■ EXERCISE OBJECTIVE ■
Select all lines with the string "error" in them, and copy those lines.

■ DATA ■

++++++++

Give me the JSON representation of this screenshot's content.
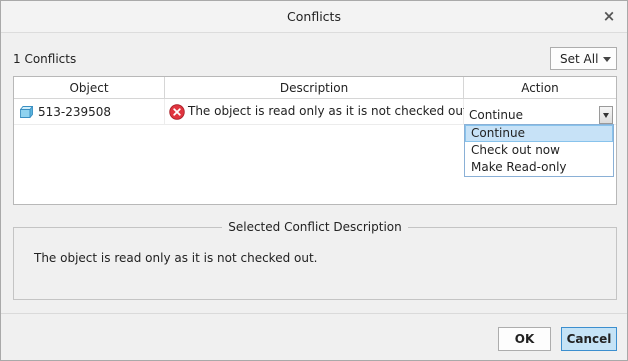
{
  "window": {
    "title": "Conflicts",
    "close_icon": "close-icon"
  },
  "toolbar": {
    "conflict_count": "1 Conflicts",
    "set_all_label": "Set All"
  },
  "table": {
    "columns": [
      "Object",
      "Description",
      "Action"
    ],
    "rows": [
      {
        "object": "513-239508",
        "object_icon": "part-icon",
        "status_icon": "error-icon",
        "description": "The object is read only as it is not checked out.",
        "action": "Continue"
      }
    ]
  },
  "action_dropdown": {
    "options": [
      "Continue",
      "Check out now",
      "Make Read-only"
    ],
    "selected": "Continue"
  },
  "selected_description": {
    "title": "Selected Conflict Description",
    "text": "The object is read only as it is not checked out."
  },
  "buttons": {
    "ok": "OK",
    "cancel": "Cancel"
  },
  "colors": {
    "error": "#e0353f",
    "selection": "#c7e2f7",
    "default_button": "#c5e3f6"
  }
}
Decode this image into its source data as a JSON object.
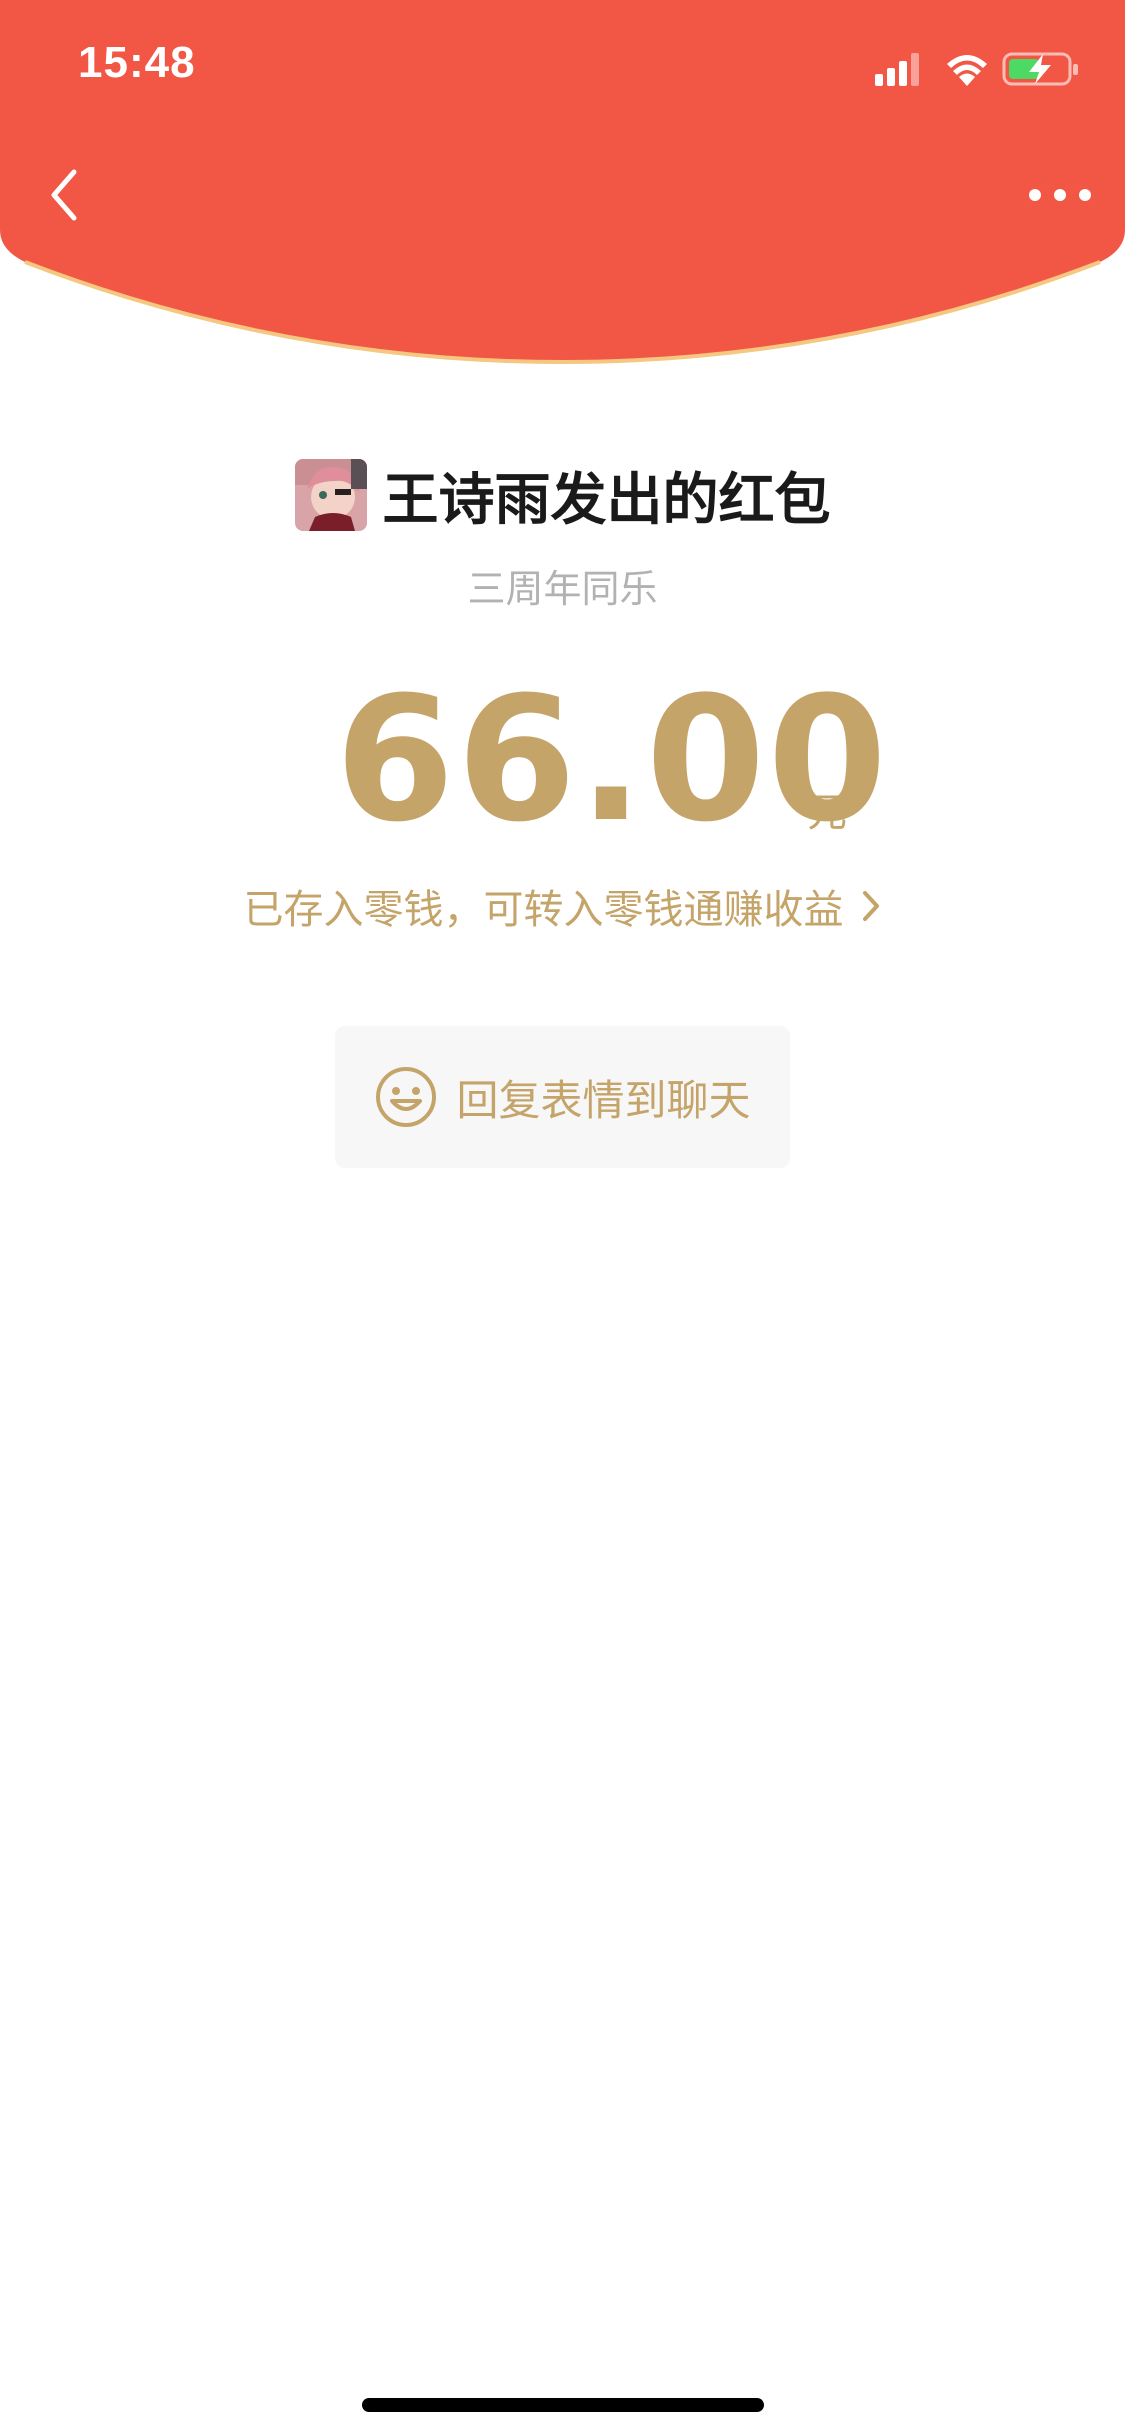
{
  "status_bar": {
    "time": "15:48"
  },
  "colors": {
    "header_red": "#f25745",
    "header_edge": "#f5c780",
    "gold": "#c5a46a",
    "gray_text": "#b2b2b2",
    "button_bg": "#f7f7f7"
  },
  "nav": {
    "back_icon": "chevron-left-icon",
    "more_icon": "more-dots-icon"
  },
  "envelope": {
    "sender_title": "王诗雨发出的红包",
    "greeting": "三周年同乐",
    "amount": "66.00",
    "currency": "元",
    "saved_text": "已存入零钱，可转入零钱通赚收益"
  },
  "reply": {
    "icon": "smiley-icon",
    "label": "回复表情到聊天"
  }
}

++++++++

■ TASK ANSWER ■
        "status_icon": "error-icon",
    "error": "#e0353f",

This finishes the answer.